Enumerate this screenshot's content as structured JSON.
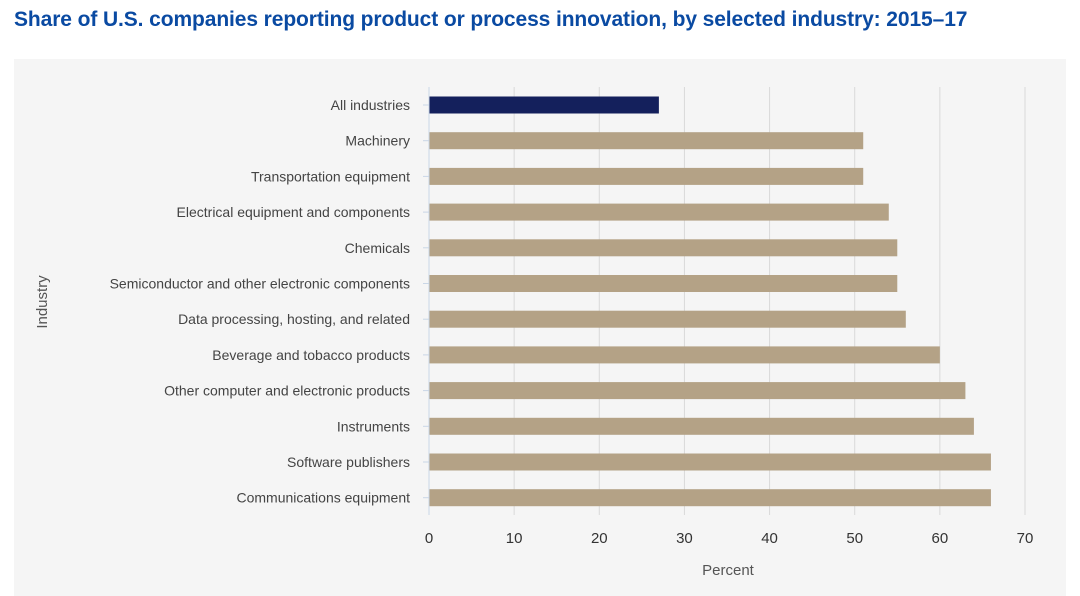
{
  "page_title": "Share of U.S. companies reporting product or process innovation, by selected industry: 2015–17",
  "chart_data": {
    "type": "bar",
    "orientation": "horizontal",
    "title": "Share of U.S. companies reporting product or process innovation, by selected industry: 2015–17",
    "xlabel": "Percent",
    "ylabel": "Industry",
    "xlim": [
      0,
      70
    ],
    "xticks": [
      "0",
      "10",
      "20",
      "30",
      "40",
      "50",
      "60",
      "70"
    ],
    "grid": true,
    "categories": [
      "All industries",
      "Machinery",
      "Transportation equipment",
      "Electrical equipment and components",
      "Chemicals",
      "Semiconductor and other electronic components",
      "Data processing, hosting, and related",
      "Beverage and tobacco products",
      "Other computer and electronic products",
      "Instruments",
      "Software publishers",
      "Communications equipment"
    ],
    "values": [
      27,
      51,
      51,
      54,
      55,
      55,
      56,
      60,
      63,
      64,
      66,
      66
    ],
    "highlight_category": "All industries",
    "colors": {
      "highlight": "#14205c",
      "bar": "#b4a286",
      "grid": "#d9d9d9",
      "axis": "#c9d6e6",
      "title": "#0a4aa2",
      "panel": "#f5f5f5"
    }
  }
}
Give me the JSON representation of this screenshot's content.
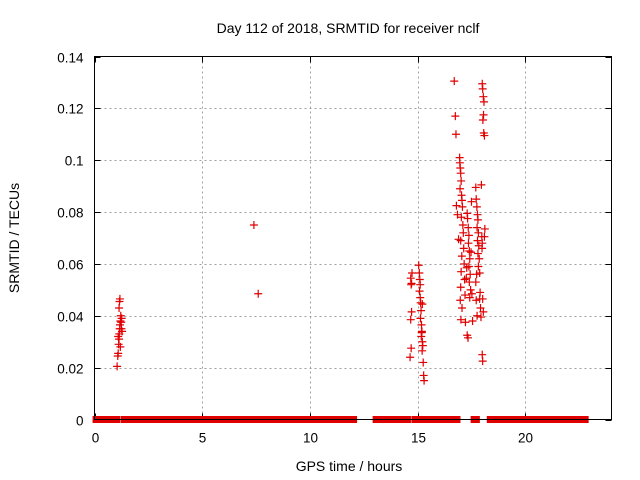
{
  "chart_data": {
    "type": "scatter",
    "title": "Day 112 of 2018, SRMTID for receiver nclf",
    "xlabel": "GPS time / hours",
    "ylabel": "SRMTID / TECUs",
    "xlim": [
      0,
      24
    ],
    "ylim": [
      0,
      0.14
    ],
    "grid": true,
    "xticks": [
      0,
      5,
      10,
      15,
      20
    ],
    "xtick_labels": [
      "0",
      "5",
      "10",
      "15",
      "20"
    ],
    "yticks": [
      0,
      0.02,
      0.04,
      0.06,
      0.08,
      0.1,
      0.12,
      0.14
    ],
    "ytick_labels": [
      "0",
      "0.02",
      "0.04",
      "0.06",
      "0.08",
      "0.1",
      "0.12",
      "0.14"
    ],
    "marker": "+",
    "color": "#e00000",
    "series": [
      {
        "name": "SRMTID",
        "points": [
          [
            1.05,
            0.0205
          ],
          [
            1.08,
            0.0245
          ],
          [
            1.1,
            0.0255
          ],
          [
            1.12,
            0.029
          ],
          [
            1.14,
            0.031
          ],
          [
            1.15,
            0.033
          ],
          [
            1.17,
            0.035
          ],
          [
            1.18,
            0.0365
          ],
          [
            1.2,
            0.038
          ],
          [
            1.22,
            0.04
          ],
          [
            1.14,
            0.043
          ],
          [
            1.16,
            0.0455
          ],
          [
            1.18,
            0.0465
          ],
          [
            1.25,
            0.035
          ],
          [
            1.28,
            0.034
          ],
          [
            1.1,
            0.032
          ],
          [
            1.24,
            0.0375
          ],
          [
            1.2,
            0.028
          ],
          [
            1.26,
            0.039
          ],
          [
            7.4,
            0.075
          ],
          [
            7.6,
            0.0485
          ],
          [
            14.65,
            0.024
          ],
          [
            14.7,
            0.0275
          ],
          [
            14.68,
            0.0385
          ],
          [
            14.72,
            0.0415
          ],
          [
            14.7,
            0.052
          ],
          [
            14.72,
            0.0525
          ],
          [
            14.68,
            0.0545
          ],
          [
            14.74,
            0.0565
          ],
          [
            15.05,
            0.0595
          ],
          [
            15.08,
            0.0565
          ],
          [
            15.1,
            0.054
          ],
          [
            15.12,
            0.052
          ],
          [
            15.09,
            0.0495
          ],
          [
            15.12,
            0.047
          ],
          [
            15.14,
            0.045
          ],
          [
            15.16,
            0.042
          ],
          [
            15.13,
            0.039
          ],
          [
            15.18,
            0.0365
          ],
          [
            15.2,
            0.034
          ],
          [
            15.17,
            0.032
          ],
          [
            15.22,
            0.03
          ],
          [
            15.24,
            0.0285
          ],
          [
            15.21,
            0.0265
          ],
          [
            15.26,
            0.022
          ],
          [
            15.28,
            0.017
          ],
          [
            15.3,
            0.015
          ],
          [
            15.22,
            0.0445
          ],
          [
            15.19,
            0.0335
          ],
          [
            16.7,
            0.1305
          ],
          [
            16.75,
            0.117
          ],
          [
            16.78,
            0.11
          ],
          [
            16.8,
            0.0825
          ],
          [
            16.85,
            0.079
          ],
          [
            16.9,
            0.0695
          ],
          [
            16.95,
            0.101
          ],
          [
            16.96,
            0.099
          ],
          [
            16.98,
            0.097
          ],
          [
            17.0,
            0.095
          ],
          [
            17.02,
            0.092
          ],
          [
            16.97,
            0.089
          ],
          [
            17.04,
            0.0865
          ],
          [
            17.06,
            0.0845
          ],
          [
            17.08,
            0.082
          ],
          [
            17.03,
            0.078
          ],
          [
            17.1,
            0.075
          ],
          [
            17.12,
            0.072
          ],
          [
            17.0,
            0.069
          ],
          [
            17.14,
            0.066
          ],
          [
            17.05,
            0.063
          ],
          [
            17.16,
            0.06
          ],
          [
            17.02,
            0.057
          ],
          [
            17.18,
            0.054
          ],
          [
            17.0,
            0.051
          ],
          [
            17.2,
            0.048
          ],
          [
            16.98,
            0.046
          ],
          [
            17.06,
            0.043
          ],
          [
            17.01,
            0.0385
          ],
          [
            17.22,
            0.0375
          ],
          [
            17.3,
            0.0795
          ],
          [
            17.32,
            0.0775
          ],
          [
            17.35,
            0.074
          ],
          [
            17.38,
            0.071
          ],
          [
            17.36,
            0.068
          ],
          [
            17.4,
            0.065
          ],
          [
            17.42,
            0.062
          ],
          [
            17.38,
            0.059
          ],
          [
            17.44,
            0.056
          ],
          [
            17.4,
            0.053
          ],
          [
            17.46,
            0.05
          ],
          [
            17.42,
            0.047
          ],
          [
            17.3,
            0.0325
          ],
          [
            17.34,
            0.0315
          ],
          [
            17.5,
            0.084
          ],
          [
            17.48,
            0.0645
          ],
          [
            17.28,
            0.0585
          ],
          [
            17.26,
            0.0545
          ],
          [
            17.52,
            0.0485
          ],
          [
            17.55,
            0.038
          ],
          [
            17.7,
            0.0895
          ],
          [
            17.72,
            0.085
          ],
          [
            17.75,
            0.082
          ],
          [
            17.78,
            0.079
          ],
          [
            17.8,
            0.077
          ],
          [
            17.76,
            0.074
          ],
          [
            17.82,
            0.072
          ],
          [
            17.78,
            0.069
          ],
          [
            17.84,
            0.067
          ],
          [
            17.8,
            0.064
          ],
          [
            17.86,
            0.062
          ],
          [
            17.82,
            0.059
          ],
          [
            17.74,
            0.056
          ],
          [
            17.88,
            0.0565
          ],
          [
            17.7,
            0.053
          ],
          [
            17.9,
            0.049
          ],
          [
            17.72,
            0.046
          ],
          [
            17.92,
            0.043
          ],
          [
            17.76,
            0.04
          ],
          [
            17.94,
            0.0395
          ],
          [
            17.96,
            0.0905
          ],
          [
            17.98,
            0.0705
          ],
          [
            18.0,
            0.068
          ],
          [
            17.99,
            0.066
          ],
          [
            17.88,
            0.0465
          ],
          [
            18.0,
            0.1295
          ],
          [
            18.02,
            0.1275
          ],
          [
            18.05,
            0.1245
          ],
          [
            18.08,
            0.1225
          ],
          [
            18.06,
            0.1175
          ],
          [
            18.03,
            0.1155
          ],
          [
            18.07,
            0.1105
          ],
          [
            18.1,
            0.1095
          ],
          [
            18.02,
            0.0465
          ],
          [
            18.05,
            0.0415
          ],
          [
            18.0,
            0.025
          ],
          [
            18.02,
            0.0225
          ],
          [
            18.12,
            0.0735
          ],
          [
            18.1,
            0.0705
          ]
        ]
      },
      {
        "name": "zero baseline",
        "segments": [
          [
            0.05,
            1.05
          ],
          [
            1.35,
            12.05
          ],
          [
            13.05,
            14.55
          ],
          [
            14.85,
            15.15
          ],
          [
            15.35,
            16.85
          ],
          [
            17.6,
            17.75
          ],
          [
            18.35,
            22.8
          ]
        ],
        "value": 0
      }
    ]
  }
}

____

Search the lines above for the string "components", then show every one that has it.

• **Completed exercise**:
      "Electrical equipment and components",
      "Semiconductor and other electronic components",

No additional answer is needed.